━━ Input for this task
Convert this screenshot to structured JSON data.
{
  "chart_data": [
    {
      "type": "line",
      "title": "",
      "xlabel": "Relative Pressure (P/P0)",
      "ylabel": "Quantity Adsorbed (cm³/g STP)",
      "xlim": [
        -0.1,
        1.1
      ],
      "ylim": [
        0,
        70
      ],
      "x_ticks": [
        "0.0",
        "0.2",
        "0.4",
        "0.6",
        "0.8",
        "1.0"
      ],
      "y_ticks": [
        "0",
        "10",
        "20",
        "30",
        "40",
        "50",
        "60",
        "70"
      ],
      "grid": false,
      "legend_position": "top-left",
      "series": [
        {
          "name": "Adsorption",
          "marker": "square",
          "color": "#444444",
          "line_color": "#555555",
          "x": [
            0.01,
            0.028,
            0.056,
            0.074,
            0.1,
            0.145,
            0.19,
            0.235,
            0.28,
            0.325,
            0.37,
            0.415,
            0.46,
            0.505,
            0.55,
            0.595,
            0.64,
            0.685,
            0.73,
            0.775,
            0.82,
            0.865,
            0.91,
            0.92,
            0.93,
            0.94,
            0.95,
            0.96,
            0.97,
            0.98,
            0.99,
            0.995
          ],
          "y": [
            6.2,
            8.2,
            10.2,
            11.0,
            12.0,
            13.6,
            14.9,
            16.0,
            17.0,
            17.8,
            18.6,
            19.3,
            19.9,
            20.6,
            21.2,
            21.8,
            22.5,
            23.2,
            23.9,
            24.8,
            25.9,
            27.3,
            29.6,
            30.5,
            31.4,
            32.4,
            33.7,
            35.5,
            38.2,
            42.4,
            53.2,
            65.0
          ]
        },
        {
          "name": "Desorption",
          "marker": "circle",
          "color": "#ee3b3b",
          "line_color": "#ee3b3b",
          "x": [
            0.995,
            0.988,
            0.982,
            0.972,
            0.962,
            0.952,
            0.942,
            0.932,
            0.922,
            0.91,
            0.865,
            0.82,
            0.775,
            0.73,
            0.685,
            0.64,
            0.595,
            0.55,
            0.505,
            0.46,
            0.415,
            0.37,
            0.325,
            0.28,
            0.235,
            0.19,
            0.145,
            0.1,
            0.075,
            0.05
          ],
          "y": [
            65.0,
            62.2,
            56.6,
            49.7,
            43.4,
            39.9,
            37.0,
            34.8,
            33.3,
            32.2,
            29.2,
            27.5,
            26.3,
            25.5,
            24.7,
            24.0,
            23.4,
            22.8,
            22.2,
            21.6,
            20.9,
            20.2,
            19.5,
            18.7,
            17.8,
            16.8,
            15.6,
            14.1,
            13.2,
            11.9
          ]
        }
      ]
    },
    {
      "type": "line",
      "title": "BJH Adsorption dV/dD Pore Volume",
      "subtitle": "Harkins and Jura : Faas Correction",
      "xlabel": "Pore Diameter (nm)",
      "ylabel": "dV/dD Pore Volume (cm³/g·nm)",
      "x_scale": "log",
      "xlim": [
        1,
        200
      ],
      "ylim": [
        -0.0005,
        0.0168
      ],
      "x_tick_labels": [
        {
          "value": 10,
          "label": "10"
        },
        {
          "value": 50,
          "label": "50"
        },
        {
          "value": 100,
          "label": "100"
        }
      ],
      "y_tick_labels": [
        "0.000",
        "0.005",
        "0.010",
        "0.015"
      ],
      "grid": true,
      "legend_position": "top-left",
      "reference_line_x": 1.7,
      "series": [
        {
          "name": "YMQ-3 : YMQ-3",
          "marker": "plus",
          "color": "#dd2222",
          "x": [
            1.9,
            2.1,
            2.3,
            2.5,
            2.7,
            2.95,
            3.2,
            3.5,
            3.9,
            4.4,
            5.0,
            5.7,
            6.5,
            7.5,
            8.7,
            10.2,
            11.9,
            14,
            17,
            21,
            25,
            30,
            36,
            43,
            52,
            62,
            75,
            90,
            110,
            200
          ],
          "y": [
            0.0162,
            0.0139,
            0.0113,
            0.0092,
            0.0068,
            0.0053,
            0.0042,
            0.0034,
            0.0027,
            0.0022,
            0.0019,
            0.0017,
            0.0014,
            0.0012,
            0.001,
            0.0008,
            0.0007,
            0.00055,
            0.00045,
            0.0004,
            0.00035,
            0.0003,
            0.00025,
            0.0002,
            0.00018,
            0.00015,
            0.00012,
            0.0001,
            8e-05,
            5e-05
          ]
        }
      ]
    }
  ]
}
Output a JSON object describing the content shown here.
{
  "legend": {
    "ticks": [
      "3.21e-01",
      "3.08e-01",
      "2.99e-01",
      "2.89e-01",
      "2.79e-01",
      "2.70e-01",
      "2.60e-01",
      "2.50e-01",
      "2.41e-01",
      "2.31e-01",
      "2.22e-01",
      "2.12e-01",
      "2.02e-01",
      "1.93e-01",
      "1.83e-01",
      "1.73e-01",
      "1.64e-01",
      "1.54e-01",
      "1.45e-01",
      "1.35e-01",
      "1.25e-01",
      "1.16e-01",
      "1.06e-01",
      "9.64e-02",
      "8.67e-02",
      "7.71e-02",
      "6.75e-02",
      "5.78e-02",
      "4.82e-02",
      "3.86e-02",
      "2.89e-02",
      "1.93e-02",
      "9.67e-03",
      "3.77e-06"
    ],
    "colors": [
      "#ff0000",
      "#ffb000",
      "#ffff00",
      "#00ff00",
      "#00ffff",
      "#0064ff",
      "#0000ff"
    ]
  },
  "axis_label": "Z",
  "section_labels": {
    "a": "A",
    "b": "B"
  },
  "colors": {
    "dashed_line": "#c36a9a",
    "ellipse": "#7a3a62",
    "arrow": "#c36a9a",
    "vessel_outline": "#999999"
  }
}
━━━━
▶ Your instructions: Retype every entry word for word.

▶ Answer for this exercise:
Convert this screenshot to structured JSON data.
{
  "chart_data": [
    {
      "type": "line",
      "title": "",
      "xlabel": "Relative Pressure (P/P0)",
      "ylabel": "Quantity Adsorbed (cm³/g STP)",
      "xlim": [
        -0.1,
        1.1
      ],
      "ylim": [
        0,
        70
      ],
      "x_ticks": [
        "0.0",
        "0.2",
        "0.4",
        "0.6",
        "0.8",
        "1.0"
      ],
      "y_ticks": [
        "0",
        "10",
        "20",
        "30",
        "40",
        "50",
        "60",
        "70"
      ],
      "grid": false,
      "legend_position": "top-left",
      "series": [
        {
          "name": "Adsorption",
          "marker": "square",
          "color": "#444444",
          "line_color": "#555555",
          "x": [
            0.01,
            0.028,
            0.056,
            0.074,
            0.1,
            0.145,
            0.19,
            0.235,
            0.28,
            0.325,
            0.37,
            0.415,
            0.46,
            0.505,
            0.55,
            0.595,
            0.64,
            0.685,
            0.73,
            0.775,
            0.82,
            0.865,
            0.91,
            0.92,
            0.93,
            0.94,
            0.95,
            0.96,
            0.97,
            0.98,
            0.99,
            0.995
          ],
          "y": [
            6.2,
            8.2,
            10.2,
            11.0,
            12.0,
            13.6,
            14.9,
            16.0,
            17.0,
            17.8,
            18.6,
            19.3,
            19.9,
            20.6,
            21.2,
            21.8,
            22.5,
            23.2,
            23.9,
            24.8,
            25.9,
            27.3,
            29.6,
            30.5,
            31.4,
            32.4,
            33.7,
            35.5,
            38.2,
            42.4,
            53.2,
            65.0
          ]
        },
        {
          "name": "Desorption",
          "marker": "circle",
          "color": "#ee3b3b",
          "line_color": "#ee3b3b",
          "x": [
            0.995,
            0.988,
            0.982,
            0.972,
            0.962,
            0.952,
            0.942,
            0.932,
            0.922,
            0.91,
            0.865,
            0.82,
            0.775,
            0.73,
            0.685,
            0.64,
            0.595,
            0.55,
            0.505,
            0.46,
            0.415,
            0.37,
            0.325,
            0.28,
            0.235,
            0.19,
            0.145,
            0.1,
            0.075,
            0.05
          ],
          "y": [
            65.0,
            62.2,
            56.6,
            49.7,
            43.4,
            39.9,
            37.0,
            34.8,
            33.3,
            32.2,
            29.2,
            27.5,
            26.3,
            25.5,
            24.7,
            24.0,
            23.4,
            22.8,
            22.2,
            21.6,
            20.9,
            20.2,
            19.5,
            18.7,
            17.8,
            16.8,
            15.6,
            14.1,
            13.2,
            11.9
          ]
        }
      ]
    },
    {
      "type": "line",
      "title": "BJH Adsorption dV/dD Pore Volume",
      "subtitle": "Harkins and Jura : Faas Correction",
      "xlabel": "Pore Diameter (nm)",
      "ylabel": "dV/dD Pore Volume (cm³/g·nm)",
      "x_scale": "log",
      "xlim": [
        1,
        200
      ],
      "ylim": [
        -0.0005,
        0.0168
      ],
      "x_tick_labels": [
        {
          "value": 10,
          "label": "10"
        },
        {
          "value": 50,
          "label": "50"
        },
        {
          "value": 100,
          "label": "100"
        }
      ],
      "y_tick_labels": [
        "0.000",
        "0.005",
        "0.010",
        "0.015"
      ],
      "grid": true,
      "legend_position": "top-left",
      "reference_line_x": 1.7,
      "series": [
        {
          "name": "YMQ-3 : YMQ-3",
          "marker": "plus",
          "color": "#dd2222",
          "x": [
            1.9,
            2.1,
            2.3,
            2.5,
            2.7,
            2.95,
            3.2,
            3.5,
            3.9,
            4.4,
            5.0,
            5.7,
            6.5,
            7.5,
            8.7,
            10.2,
            11.9,
            14,
            17,
            21,
            25,
            30,
            36,
            43,
            52,
            62,
            75,
            90,
            110,
            200
          ],
          "y": [
            0.0162,
            0.0139,
            0.0113,
            0.0092,
            0.0068,
            0.0053,
            0.0042,
            0.0034,
            0.0027,
            0.0022,
            0.0019,
            0.0017,
            0.0014,
            0.0012,
            0.001,
            0.0008,
            0.0007,
            0.00055,
            0.00045,
            0.0004,
            0.00035,
            0.0003,
            0.00025,
            0.0002,
            0.00018,
            0.00015,
            0.00012,
            0.0001,
            8e-05,
            5e-05
          ]
        }
      ]
    }
  ]
}
Output a JSON object describing the content shown here.
{
  "legend": {
    "ticks": [
      "3.21e-01",
      "3.08e-01",
      "2.99e-01",
      "2.89e-01",
      "2.79e-01",
      "2.70e-01",
      "2.60e-01",
      "2.50e-01",
      "2.41e-01",
      "2.31e-01",
      "2.22e-01",
      "2.12e-01",
      "2.02e-01",
      "1.93e-01",
      "1.83e-01",
      "1.73e-01",
      "1.64e-01",
      "1.54e-01",
      "1.45e-01",
      "1.35e-01",
      "1.25e-01",
      "1.16e-01",
      "1.06e-01",
      "9.64e-02",
      "8.67e-02",
      "7.71e-02",
      "6.75e-02",
      "5.78e-02",
      "4.82e-02",
      "3.86e-02",
      "2.89e-02",
      "1.93e-02",
      "9.67e-03",
      "3.77e-06"
    ],
    "colors": [
      "#ff0000",
      "#ffb000",
      "#ffff00",
      "#00ff00",
      "#00ffff",
      "#0064ff",
      "#0000ff"
    ]
  },
  "axis_label": "Z",
  "section_labels": {
    "a": "A",
    "b": "B"
  },
  "colors": {
    "dashed_line": "#c36a9a",
    "ellipse": "#7a3a62",
    "arrow": "#c36a9a",
    "vessel_outline": "#999999"
  }
}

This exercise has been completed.